▶ _Problem statement_: Output all the material that follows, exactly as given.

▶ _Items_:
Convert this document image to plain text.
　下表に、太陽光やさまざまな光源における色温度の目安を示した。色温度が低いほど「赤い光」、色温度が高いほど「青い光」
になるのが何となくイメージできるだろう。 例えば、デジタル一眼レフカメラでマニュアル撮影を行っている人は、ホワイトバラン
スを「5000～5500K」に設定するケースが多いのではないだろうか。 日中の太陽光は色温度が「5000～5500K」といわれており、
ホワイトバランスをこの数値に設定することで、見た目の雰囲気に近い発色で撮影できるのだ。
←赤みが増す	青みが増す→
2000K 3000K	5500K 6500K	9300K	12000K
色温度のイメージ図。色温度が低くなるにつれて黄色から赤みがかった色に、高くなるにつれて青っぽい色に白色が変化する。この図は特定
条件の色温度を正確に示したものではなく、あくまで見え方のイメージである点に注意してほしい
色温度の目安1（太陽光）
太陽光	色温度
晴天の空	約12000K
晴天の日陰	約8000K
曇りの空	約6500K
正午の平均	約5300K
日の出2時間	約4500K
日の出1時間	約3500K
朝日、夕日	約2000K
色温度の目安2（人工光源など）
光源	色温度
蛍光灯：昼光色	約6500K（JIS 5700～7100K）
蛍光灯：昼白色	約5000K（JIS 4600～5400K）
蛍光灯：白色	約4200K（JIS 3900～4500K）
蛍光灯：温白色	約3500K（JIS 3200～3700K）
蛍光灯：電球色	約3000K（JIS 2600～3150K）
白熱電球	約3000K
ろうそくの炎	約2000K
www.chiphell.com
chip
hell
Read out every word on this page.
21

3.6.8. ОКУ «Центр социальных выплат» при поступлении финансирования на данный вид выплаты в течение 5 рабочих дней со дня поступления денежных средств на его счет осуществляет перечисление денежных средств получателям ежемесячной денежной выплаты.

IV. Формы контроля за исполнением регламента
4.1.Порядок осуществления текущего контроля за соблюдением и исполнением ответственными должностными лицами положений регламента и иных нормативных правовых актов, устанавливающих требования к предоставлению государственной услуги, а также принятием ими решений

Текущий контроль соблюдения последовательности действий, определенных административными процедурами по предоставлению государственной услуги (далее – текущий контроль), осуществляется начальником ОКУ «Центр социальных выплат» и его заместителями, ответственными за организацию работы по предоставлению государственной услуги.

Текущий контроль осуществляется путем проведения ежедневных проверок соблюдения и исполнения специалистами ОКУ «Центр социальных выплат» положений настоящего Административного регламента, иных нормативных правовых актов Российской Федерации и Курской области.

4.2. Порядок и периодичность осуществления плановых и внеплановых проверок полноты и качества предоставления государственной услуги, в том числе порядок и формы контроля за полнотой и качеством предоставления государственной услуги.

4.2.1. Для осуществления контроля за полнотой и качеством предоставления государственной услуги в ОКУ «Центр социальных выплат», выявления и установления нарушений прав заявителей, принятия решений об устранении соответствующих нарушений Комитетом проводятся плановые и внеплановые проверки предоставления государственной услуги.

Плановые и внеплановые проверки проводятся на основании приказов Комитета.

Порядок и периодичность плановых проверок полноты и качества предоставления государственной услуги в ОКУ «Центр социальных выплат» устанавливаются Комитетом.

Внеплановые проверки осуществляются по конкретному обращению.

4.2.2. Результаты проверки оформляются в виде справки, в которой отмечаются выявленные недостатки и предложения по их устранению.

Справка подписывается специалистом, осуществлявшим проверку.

▶ _Completed task_:
Convert this document image to plain text.
　下表に、太陽光やさまざまな光源における色温度の目安を示した。色温度が低いほど「赤い光」、色温度が高いほど「青い光」
になるのが何となくイメージできるだろう。 例えば、デジタル一眼レフカメラでマニュアル撮影を行っている人は、ホワイトバラン
スを「5000～5500K」に設定するケースが多いのではないだろうか。 日中の太陽光は色温度が「5000～5500K」といわれており、
ホワイトバランスをこの数値に設定することで、見た目の雰囲気に近い発色で撮影できるのだ。
←赤みが増す	青みが増す→
2000K 3000K	5500K 6500K	9300K	12000K
色温度のイメージ図。色温度が低くなるにつれて黄色から赤みがかった色に、高くなるにつれて青っぽい色に白色が変化する。この図は特定
条件の色温度を正確に示したものではなく、あくまで見え方のイメージである点に注意してほしい
色温度の目安1（太陽光）
太陽光	色温度
晴天の空	約12000K
晴天の日陰	約8000K
曇りの空	約6500K
正午の平均	約5300K
日の出2時間	約4500K
日の出1時間	約3500K
朝日、夕日	約2000K
色温度の目安2（人工光源など）
光源	色温度
蛍光灯：昼光色	約6500K（JIS 5700～7100K）
蛍光灯：昼白色	約5000K（JIS 4600～5400K）
蛍光灯：白色	約4200K（JIS 3900～4500K）
蛍光灯：温白色	約3500K（JIS 3200～3700K）
蛍光灯：電球色	約3000K（JIS 2600～3150K）
白熱電球	約3000K
ろうそくの炎	約2000K
www.chiphell.com
chip
hell
Read out every word on this page.
21

3.6.8. ОКУ «Центр социальных выплат» при поступлении финансирования на данный вид выплаты в течение 5 рабочих дней со дня поступления денежных средств на его счет осуществляет перечисление денежных средств получателям ежемесячной денежной выплаты.

IV. Формы контроля за исполнением регламента
4.1.Порядок осуществления текущего контроля за соблюдением и исполнением ответственными должностными лицами положений регламента и иных нормативных правовых актов, устанавливающих требования к предоставлению государственной услуги, а также принятием ими решений

Текущий контроль соблюдения последовательности действий, определенных административными процедурами по предоставлению государственной услуги (далее – текущий контроль), осуществляется начальником ОКУ «Центр социальных выплат» и его заместителями, ответственными за организацию работы по предоставлению государственной услуги.

Текущий контроль осуществляется путем проведения ежедневных проверок соблюдения и исполнения специалистами ОКУ «Центр социальных выплат» положений настоящего Административного регламента, иных нормативных правовых актов Российской Федерации и Курской области.

4.2. Порядок и периодичность осуществления плановых и внеплановых проверок полноты и качества предоставления государственной услуги, в том числе порядок и формы контроля за полнотой и качеством предоставления государственной услуги.

4.2.1. Для осуществления контроля за полнотой и качеством предоставления государственной услуги в ОКУ «Центр социальных выплат», выявления и установления нарушений прав заявителей, принятия решений об устранении соответствующих нарушений Комитетом проводятся плановые и внеплановые проверки предоставления государственной услуги.

Плановые и внеплановые проверки проводятся на основании приказов Комитета.

Порядок и периодичность плановых проверок полноты и качества предоставления государственной услуги в ОКУ «Центр социальных выплат» устанавливаются Комитетом.

Внеплановые проверки осуществляются по конкретному обращению.

4.2.2. Результаты проверки оформляются в виде справки, в которой отмечаются выявленные недостатки и предложения по их устранению.

Справка подписывается специалистом, осуществлявшим проверку.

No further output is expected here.